- **Your objective**: The records should be written out in full, with nothing altered.

- **Records for this exercise**:
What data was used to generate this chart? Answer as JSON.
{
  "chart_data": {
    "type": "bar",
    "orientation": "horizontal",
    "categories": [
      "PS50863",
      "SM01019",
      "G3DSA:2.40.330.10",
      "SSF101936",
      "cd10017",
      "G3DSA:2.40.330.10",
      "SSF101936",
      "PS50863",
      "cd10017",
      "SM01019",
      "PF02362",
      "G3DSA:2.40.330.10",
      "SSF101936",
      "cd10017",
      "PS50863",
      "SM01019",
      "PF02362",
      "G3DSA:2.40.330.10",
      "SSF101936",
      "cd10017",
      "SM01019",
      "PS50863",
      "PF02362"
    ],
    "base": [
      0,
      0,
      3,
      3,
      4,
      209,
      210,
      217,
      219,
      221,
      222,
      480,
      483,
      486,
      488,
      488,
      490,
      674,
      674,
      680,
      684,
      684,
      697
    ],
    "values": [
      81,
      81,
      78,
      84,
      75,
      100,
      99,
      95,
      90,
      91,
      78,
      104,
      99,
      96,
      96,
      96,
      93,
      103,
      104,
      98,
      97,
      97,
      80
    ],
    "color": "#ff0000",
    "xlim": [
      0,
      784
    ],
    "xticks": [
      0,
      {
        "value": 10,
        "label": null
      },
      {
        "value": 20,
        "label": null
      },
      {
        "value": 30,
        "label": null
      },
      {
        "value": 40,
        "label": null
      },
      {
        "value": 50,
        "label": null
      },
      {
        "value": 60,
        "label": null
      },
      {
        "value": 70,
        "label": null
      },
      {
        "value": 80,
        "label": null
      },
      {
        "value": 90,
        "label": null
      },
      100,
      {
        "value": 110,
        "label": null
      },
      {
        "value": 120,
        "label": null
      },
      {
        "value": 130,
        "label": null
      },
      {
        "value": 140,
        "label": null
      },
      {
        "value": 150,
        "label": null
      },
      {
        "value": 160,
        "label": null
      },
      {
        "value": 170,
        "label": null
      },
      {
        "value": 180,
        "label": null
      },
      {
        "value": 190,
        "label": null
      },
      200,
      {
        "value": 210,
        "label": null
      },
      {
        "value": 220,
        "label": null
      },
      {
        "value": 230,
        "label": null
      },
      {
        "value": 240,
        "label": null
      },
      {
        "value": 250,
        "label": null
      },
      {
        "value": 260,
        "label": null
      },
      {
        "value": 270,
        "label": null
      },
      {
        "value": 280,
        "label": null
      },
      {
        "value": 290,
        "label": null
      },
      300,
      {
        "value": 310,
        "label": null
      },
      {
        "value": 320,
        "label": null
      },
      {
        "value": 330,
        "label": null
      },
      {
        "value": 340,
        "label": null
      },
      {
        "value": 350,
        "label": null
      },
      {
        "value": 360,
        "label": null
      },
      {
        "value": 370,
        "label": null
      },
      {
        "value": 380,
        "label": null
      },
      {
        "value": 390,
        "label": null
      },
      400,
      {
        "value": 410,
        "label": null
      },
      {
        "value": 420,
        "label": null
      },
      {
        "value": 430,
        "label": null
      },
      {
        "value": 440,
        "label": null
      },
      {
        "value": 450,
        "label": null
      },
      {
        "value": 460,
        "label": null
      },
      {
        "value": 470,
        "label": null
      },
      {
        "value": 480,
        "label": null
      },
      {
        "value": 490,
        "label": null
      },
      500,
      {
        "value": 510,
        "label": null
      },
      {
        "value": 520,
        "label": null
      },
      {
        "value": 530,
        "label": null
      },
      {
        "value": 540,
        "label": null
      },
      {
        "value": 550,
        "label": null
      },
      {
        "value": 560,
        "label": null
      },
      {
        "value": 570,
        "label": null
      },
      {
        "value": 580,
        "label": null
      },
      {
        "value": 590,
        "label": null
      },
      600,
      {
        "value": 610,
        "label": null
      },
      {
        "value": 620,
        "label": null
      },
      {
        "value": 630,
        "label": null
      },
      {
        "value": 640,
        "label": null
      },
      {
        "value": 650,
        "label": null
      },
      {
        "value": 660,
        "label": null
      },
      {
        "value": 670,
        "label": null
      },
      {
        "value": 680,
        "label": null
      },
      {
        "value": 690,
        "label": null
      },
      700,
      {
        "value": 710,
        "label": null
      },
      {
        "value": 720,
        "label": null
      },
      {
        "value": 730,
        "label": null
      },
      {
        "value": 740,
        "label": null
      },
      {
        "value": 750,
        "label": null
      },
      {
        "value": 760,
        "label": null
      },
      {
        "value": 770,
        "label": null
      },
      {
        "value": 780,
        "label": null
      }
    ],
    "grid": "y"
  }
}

- **Solution for this task**:
What data was used to generate this chart? Answer as JSON.
{
  "chart_data": {
    "type": "bar",
    "orientation": "horizontal",
    "categories": [
      "PS50863",
      "SM01019",
      "G3DSA:2.40.330.10",
      "SSF101936",
      "cd10017",
      "G3DSA:2.40.330.10",
      "SSF101936",
      "PS50863",
      "cd10017",
      "SM01019",
      "PF02362",
      "G3DSA:2.40.330.10",
      "SSF101936",
      "cd10017",
      "PS50863",
      "SM01019",
      "PF02362",
      "G3DSA:2.40.330.10",
      "SSF101936",
      "cd10017",
      "SM01019",
      "PS50863",
      "PF02362"
    ],
    "base": [
      0,
      0,
      3,
      3,
      4,
      209,
      210,
      217,
      219,
      221,
      222,
      480,
      483,
      486,
      488,
      488,
      490,
      674,
      674,
      680,
      684,
      684,
      697
    ],
    "values": [
      81,
      81,
      78,
      84,
      75,
      100,
      99,
      95,
      90,
      91,
      78,
      104,
      99,
      96,
      96,
      96,
      93,
      103,
      104,
      98,
      97,
      97,
      80
    ],
    "color": "#ff0000",
    "xlim": [
      0,
      784
    ],
    "xticks": [
      0,
      {
        "value": 10,
        "label": null
      },
      {
        "value": 20,
        "label": null
      },
      {
        "value": 30,
        "label": null
      },
      {
        "value": 40,
        "label": null
      },
      {
        "value": 50,
        "label": null
      },
      {
        "value": 60,
        "label": null
      },
      {
        "value": 70,
        "label": null
      },
      {
        "value": 80,
        "label": null
      },
      {
        "value": 90,
        "label": null
      },
      100,
      {
        "value": 110,
        "label": null
      },
      {
        "value": 120,
        "label": null
      },
      {
        "value": 130,
        "label": null
      },
      {
        "value": 140,
        "label": null
      },
      {
        "value": 150,
        "label": null
      },
      {
        "value": 160,
        "label": null
      },
      {
        "value": 170,
        "label": null
      },
      {
        "value": 180,
        "label": null
      },
      {
        "value": 190,
        "label": null
      },
      200,
      {
        "value": 210,
        "label": null
      },
      {
        "value": 220,
        "label": null
      },
      {
        "value": 230,
        "label": null
      },
      {
        "value": 240,
        "label": null
      },
      {
        "value": 250,
        "label": null
      },
      {
        "value": 260,
        "label": null
      },
      {
        "value": 270,
        "label": null
      },
      {
        "value": 280,
        "label": null
      },
      {
        "value": 290,
        "label": null
      },
      300,
      {
        "value": 310,
        "label": null
      },
      {
        "value": 320,
        "label": null
      },
      {
        "value": 330,
        "label": null
      },
      {
        "value": 340,
        "label": null
      },
      {
        "value": 350,
        "label": null
      },
      {
        "value": 360,
        "label": null
      },
      {
        "value": 370,
        "label": null
      },
      {
        "value": 380,
        "label": null
      },
      {
        "value": 390,
        "label": null
      },
      400,
      {
        "value": 410,
        "label": null
      },
      {
        "value": 420,
        "label": null
      },
      {
        "value": 430,
        "label": null
      },
      {
        "value": 440,
        "label": null
      },
      {
        "value": 450,
        "label": null
      },
      {
        "value": 460,
        "label": null
      },
      {
        "value": 470,
        "label": null
      },
      {
        "value": 480,
        "label": null
      },
      {
        "value": 490,
        "label": null
      },
      500,
      {
        "value": 510,
        "label": null
      },
      {
        "value": 520,
        "label": null
      },
      {
        "value": 530,
        "label": null
      },
      {
        "value": 540,
        "label": null
      },
      {
        "value": 550,
        "label": null
      },
      {
        "value": 560,
        "label": null
      },
      {
        "value": 570,
        "label": null
      },
      {
        "value": 580,
        "label": null
      },
      {
        "value": 590,
        "label": null
      },
      600,
      {
        "value": 610,
        "label": null
      },
      {
        "value": 620,
        "label": null
      },
      {
        "value": 630,
        "label": null
      },
      {
        "value": 640,
        "label": null
      },
      {
        "value": 650,
        "label": null
      },
      {
        "value": 660,
        "label": null
      },
      {
        "value": 670,
        "label": null
      },
      {
        "value": 680,
        "label": null
      },
      {
        "value": 690,
        "label": null
      },
      700,
      {
        "value": 710,
        "label": null
      },
      {
        "value": 720,
        "label": null
      },
      {
        "value": 730,
        "label": null
      },
      {
        "value": 740,
        "label": null
      },
      {
        "value": 750,
        "label": null
      },
      {
        "value": 760,
        "label": null
      },
      {
        "value": 770,
        "label": null
      },
      {
        "value": 780,
        "label": null
      }
    ],
    "grid": "y"
  }
}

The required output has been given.